Task to complete: List each line in the entries below that contains the string "axis", copying every such line in full.

Data rows:
▼▼▼
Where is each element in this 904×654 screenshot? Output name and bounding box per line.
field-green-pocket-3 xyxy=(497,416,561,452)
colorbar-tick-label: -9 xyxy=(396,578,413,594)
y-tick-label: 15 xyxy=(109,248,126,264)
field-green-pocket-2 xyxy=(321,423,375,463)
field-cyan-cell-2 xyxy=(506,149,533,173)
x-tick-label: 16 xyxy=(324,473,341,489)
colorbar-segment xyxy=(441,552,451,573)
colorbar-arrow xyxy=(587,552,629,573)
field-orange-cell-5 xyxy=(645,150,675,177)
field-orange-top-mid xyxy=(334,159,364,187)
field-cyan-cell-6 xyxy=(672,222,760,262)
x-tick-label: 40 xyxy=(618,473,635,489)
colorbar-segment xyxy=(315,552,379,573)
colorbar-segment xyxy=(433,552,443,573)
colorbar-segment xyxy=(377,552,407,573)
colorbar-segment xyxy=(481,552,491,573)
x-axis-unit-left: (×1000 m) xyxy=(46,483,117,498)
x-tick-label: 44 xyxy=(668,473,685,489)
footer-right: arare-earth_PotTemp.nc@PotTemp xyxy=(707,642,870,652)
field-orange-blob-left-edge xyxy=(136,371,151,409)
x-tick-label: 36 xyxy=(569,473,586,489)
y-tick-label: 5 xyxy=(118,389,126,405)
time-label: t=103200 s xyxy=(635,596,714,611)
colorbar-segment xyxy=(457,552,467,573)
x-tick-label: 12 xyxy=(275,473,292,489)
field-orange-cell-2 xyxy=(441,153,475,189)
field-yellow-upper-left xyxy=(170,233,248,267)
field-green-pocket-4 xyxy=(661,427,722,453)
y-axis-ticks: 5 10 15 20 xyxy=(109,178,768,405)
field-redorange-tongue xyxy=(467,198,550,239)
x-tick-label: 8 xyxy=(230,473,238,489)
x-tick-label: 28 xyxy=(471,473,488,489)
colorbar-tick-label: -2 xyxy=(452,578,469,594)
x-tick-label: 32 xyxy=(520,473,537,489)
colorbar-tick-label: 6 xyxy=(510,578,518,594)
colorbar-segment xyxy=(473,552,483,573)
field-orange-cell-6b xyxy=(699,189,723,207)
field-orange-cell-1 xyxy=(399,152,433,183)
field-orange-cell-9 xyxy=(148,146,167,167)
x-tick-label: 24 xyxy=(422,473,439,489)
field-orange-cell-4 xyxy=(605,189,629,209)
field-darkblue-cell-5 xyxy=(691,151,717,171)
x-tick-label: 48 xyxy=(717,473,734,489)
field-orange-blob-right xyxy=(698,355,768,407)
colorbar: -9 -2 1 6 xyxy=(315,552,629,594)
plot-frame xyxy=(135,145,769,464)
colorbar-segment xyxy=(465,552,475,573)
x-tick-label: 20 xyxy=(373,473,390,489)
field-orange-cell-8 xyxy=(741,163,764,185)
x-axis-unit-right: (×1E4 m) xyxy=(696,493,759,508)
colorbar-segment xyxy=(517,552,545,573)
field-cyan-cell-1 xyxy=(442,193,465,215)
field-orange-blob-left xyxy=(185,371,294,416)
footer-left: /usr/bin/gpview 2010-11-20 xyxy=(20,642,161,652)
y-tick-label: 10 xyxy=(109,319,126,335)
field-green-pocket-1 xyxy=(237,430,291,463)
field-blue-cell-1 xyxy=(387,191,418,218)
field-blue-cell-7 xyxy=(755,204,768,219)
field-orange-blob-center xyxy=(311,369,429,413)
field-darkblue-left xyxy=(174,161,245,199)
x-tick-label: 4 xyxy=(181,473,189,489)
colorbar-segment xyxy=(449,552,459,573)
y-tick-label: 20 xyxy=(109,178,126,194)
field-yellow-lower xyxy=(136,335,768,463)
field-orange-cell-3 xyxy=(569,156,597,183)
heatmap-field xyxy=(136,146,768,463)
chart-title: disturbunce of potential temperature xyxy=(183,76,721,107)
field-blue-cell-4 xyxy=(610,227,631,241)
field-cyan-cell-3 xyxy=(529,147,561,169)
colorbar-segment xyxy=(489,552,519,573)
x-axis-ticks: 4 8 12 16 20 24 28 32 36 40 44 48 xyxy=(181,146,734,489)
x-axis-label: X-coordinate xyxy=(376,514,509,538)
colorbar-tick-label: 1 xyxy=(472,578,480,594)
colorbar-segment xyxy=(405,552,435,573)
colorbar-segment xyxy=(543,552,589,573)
▲▲▲
Task output:
x-axis-unit-left: (×1000 m) xyxy=(46,483,117,498)
y-axis-ticks: 5 10 15 20 xyxy=(109,178,768,405)
x-axis-unit-right: (×1E4 m) xyxy=(696,493,759,508)
x-axis-ticks: 4 8 12 16 20 24 28 32 36 40 44 48 xyxy=(181,146,734,489)
x-axis-label: X-coordinate xyxy=(376,514,509,538)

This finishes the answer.